┌────────
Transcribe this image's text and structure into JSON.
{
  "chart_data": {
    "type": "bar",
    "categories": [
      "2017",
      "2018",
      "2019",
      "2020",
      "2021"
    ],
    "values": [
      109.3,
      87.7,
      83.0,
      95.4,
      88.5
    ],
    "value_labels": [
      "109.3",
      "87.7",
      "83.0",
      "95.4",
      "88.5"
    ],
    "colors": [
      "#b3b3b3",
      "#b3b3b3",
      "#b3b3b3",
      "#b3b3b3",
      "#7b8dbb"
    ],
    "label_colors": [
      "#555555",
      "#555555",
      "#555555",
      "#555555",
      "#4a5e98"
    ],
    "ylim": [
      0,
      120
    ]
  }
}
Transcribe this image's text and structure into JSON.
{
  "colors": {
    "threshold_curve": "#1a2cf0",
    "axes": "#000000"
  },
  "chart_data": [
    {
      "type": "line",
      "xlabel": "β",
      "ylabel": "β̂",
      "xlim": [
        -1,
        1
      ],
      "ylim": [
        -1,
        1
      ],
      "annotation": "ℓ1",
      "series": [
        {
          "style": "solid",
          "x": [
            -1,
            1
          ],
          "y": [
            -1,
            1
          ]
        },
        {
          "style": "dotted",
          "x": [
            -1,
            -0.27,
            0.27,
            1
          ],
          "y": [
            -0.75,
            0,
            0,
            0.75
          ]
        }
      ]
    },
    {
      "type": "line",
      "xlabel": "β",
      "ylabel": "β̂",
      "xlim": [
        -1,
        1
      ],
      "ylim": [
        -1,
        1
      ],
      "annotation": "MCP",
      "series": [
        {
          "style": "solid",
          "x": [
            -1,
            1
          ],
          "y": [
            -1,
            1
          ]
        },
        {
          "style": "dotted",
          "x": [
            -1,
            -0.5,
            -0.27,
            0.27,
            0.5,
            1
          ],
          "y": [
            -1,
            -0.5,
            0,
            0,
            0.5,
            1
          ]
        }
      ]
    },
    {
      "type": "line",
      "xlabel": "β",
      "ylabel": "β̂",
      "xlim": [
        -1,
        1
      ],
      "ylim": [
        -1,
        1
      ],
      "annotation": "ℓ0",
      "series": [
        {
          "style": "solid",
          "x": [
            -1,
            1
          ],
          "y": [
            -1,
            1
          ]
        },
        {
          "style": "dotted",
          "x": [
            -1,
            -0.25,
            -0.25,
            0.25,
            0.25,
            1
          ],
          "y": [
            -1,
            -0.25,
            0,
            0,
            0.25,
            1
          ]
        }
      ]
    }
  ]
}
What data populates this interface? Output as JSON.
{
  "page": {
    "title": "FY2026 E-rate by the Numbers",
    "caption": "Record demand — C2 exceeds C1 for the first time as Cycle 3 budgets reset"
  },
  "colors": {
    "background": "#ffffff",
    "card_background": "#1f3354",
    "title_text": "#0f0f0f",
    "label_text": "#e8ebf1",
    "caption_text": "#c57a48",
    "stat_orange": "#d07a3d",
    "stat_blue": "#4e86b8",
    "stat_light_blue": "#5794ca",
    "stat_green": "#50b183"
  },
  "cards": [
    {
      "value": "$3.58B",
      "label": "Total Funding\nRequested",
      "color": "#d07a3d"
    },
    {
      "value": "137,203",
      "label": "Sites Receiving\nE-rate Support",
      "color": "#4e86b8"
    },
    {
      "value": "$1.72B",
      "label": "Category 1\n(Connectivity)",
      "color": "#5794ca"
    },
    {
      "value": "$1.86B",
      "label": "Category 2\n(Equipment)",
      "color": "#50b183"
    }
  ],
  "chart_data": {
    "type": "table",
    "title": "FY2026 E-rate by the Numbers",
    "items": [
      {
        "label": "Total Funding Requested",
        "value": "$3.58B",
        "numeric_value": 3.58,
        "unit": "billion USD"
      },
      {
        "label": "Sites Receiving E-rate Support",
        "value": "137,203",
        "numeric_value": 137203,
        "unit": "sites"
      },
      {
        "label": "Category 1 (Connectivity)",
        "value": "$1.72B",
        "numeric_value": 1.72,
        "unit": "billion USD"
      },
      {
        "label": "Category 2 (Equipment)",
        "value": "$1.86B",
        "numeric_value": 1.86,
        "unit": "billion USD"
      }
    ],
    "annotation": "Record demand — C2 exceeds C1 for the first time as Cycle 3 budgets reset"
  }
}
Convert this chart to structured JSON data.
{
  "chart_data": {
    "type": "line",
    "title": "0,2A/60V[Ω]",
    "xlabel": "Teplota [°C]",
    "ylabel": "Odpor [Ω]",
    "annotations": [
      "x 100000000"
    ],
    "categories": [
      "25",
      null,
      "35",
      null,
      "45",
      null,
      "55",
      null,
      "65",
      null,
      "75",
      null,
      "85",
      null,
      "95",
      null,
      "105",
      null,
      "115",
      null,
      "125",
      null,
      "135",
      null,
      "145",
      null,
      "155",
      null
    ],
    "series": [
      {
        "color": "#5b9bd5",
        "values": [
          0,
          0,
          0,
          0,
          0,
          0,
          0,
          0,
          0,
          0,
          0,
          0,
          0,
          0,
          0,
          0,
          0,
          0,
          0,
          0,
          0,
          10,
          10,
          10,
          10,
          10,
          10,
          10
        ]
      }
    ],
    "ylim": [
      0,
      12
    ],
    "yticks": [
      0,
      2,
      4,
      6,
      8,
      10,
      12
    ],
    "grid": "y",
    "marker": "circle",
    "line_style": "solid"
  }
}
└────────
- _WHAT IS NEEDED_
Note each line of the entries that has "demand" in it, and copy those lines.

- _FINISHED ANSWER_
    "caption": "Record demand — C2 exceeds C1 for the first time as Cycle 3 budgets reset"
    "annotation": "Record demand — C2 exceeds C1 for the first time as Cycle 3 budgets reset"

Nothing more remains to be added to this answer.